* [TASK]
All the records that follow need to be reproduced exactly. Omit the images.

* [ROWS]
..........

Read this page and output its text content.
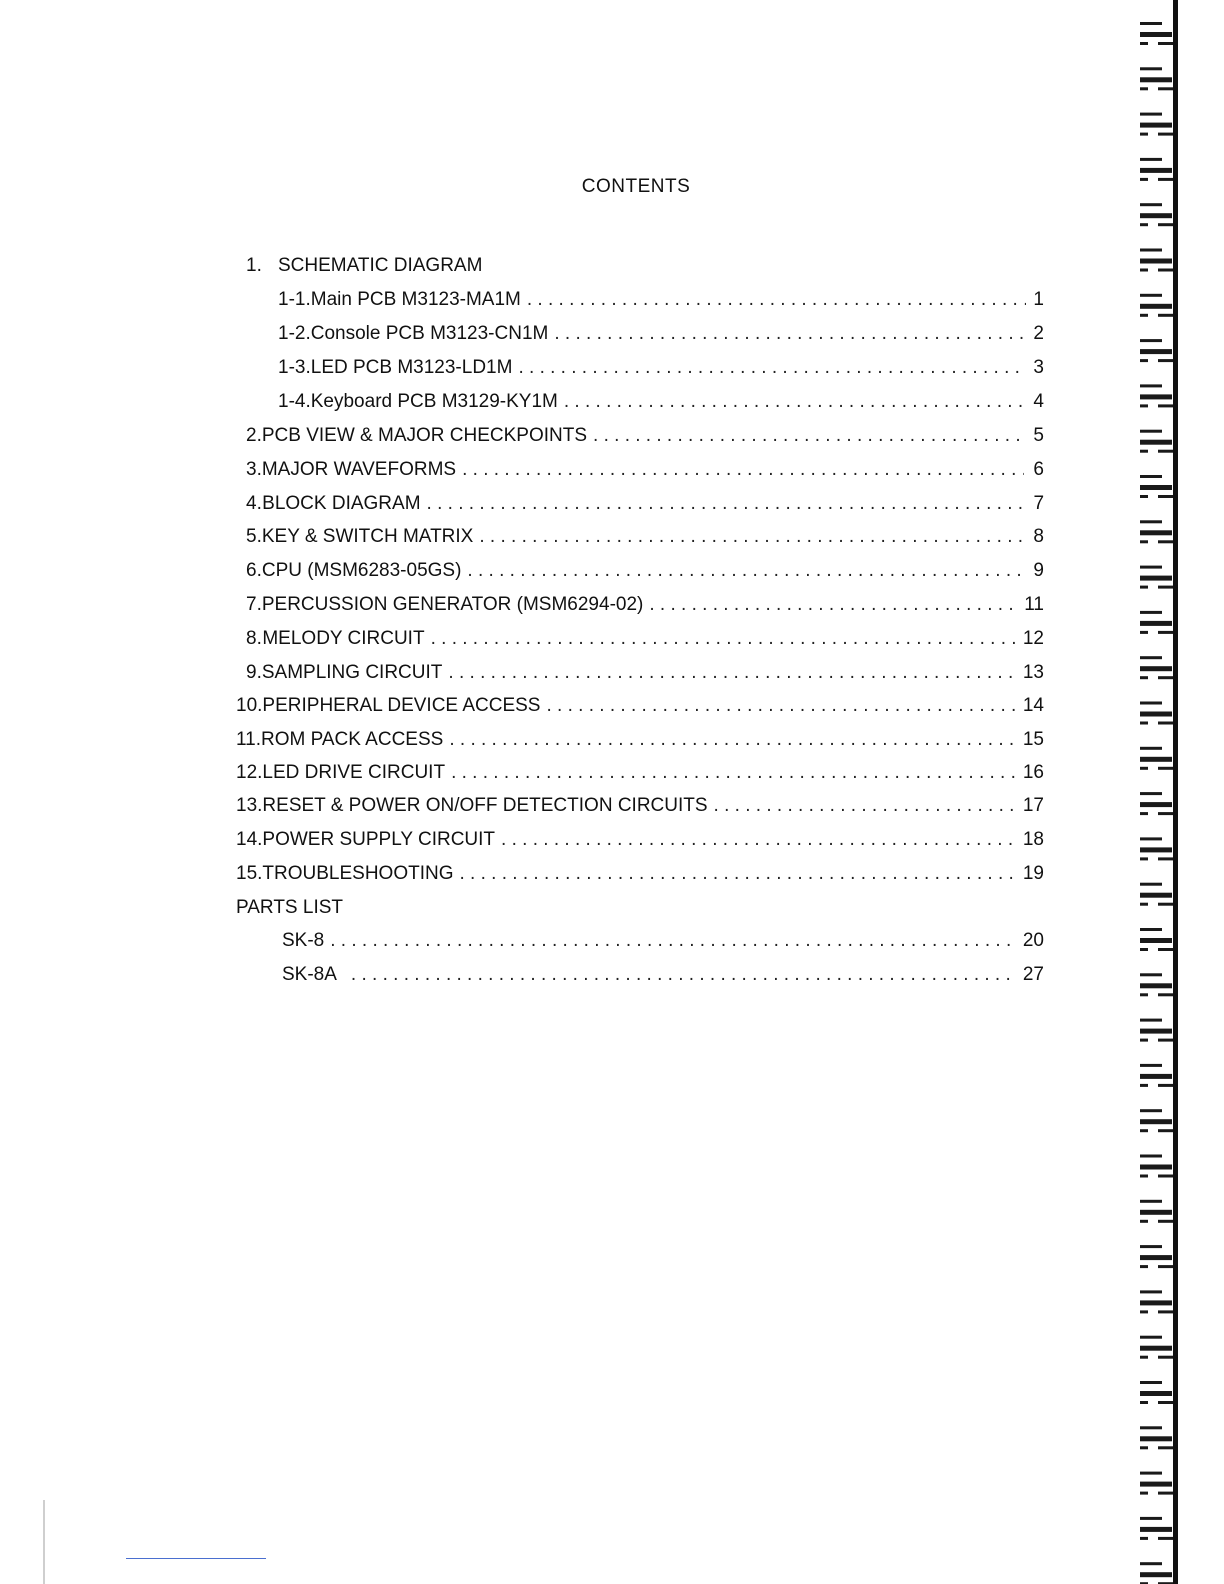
CONTENTS
1. SCHEMATIC DIAGRAM
1-1. Main PCB M3123-MA1M . . .	1
1-2. Console PCB M3123-CN1M . . .	2
1-3. LED PCB M3123-LD1M . . .	3
1-4. Keyboard PCB M3129-KY1M . . .	4
2. PCB VIEW & MAJOR CHECKPOINTS . . .	5
3. MAJOR WAVEFORMS . . .	6
4. BLOCK DIAGRAM . . .	7
5. KEY & SWITCH MATRIX . . .	8
6. CPU (MSM6283-05GS) . . .	9
7. PERCUSSION GENERATOR (MSM6294-02) . . .	11
8. MELODY CIRCUIT . . .	12
9. SAMPLING CIRCUIT . . .	13
10. PERIPHERAL DEVICE ACCESS . . .	14
11. ROM PACK ACCESS . . .	15
12. LED DRIVE CIRCUIT . . .	16
13. RESET & POWER ON/OFF DETECTION CIRCUITS . . .	17
14. POWER SUPPLY CIRCUIT . . .	18
15. TROUBLESHOOTING . . .	19
PARTS LIST
SK-8 . . .	20
SK-8A . . .	27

..........

* [RESPONSE TO THE TASK]
Read this page and output its text content.
CONTENTS
1. SCHEMATIC DIAGRAM
1-1. Main PCB M3123-MA1M . . .	1
1-2. Console PCB M3123-CN1M . . .	2
1-3. LED PCB M3123-LD1M . . .	3
1-4. Keyboard PCB M3129-KY1M . . .	4
2. PCB VIEW & MAJOR CHECKPOINTS . . .	5
3. MAJOR WAVEFORMS . . .	6
4. BLOCK DIAGRAM . . .	7
5. KEY & SWITCH MATRIX . . .	8
6. CPU (MSM6283-05GS) . . .	9
7. PERCUSSION GENERATOR (MSM6294-02) . . .	11
8. MELODY CIRCUIT . . .	12
9. SAMPLING CIRCUIT . . .	13
10. PERIPHERAL DEVICE ACCESS . . .	14
11. ROM PACK ACCESS . . .	15
12. LED DRIVE CIRCUIT . . .	16
13. RESET & POWER ON/OFF DETECTION CIRCUITS . . .	17
14. POWER SUPPLY CIRCUIT . . .	18
15. TROUBLESHOOTING . . .	19
PARTS LIST
SK-8 . . .	20
SK-8A . . .	27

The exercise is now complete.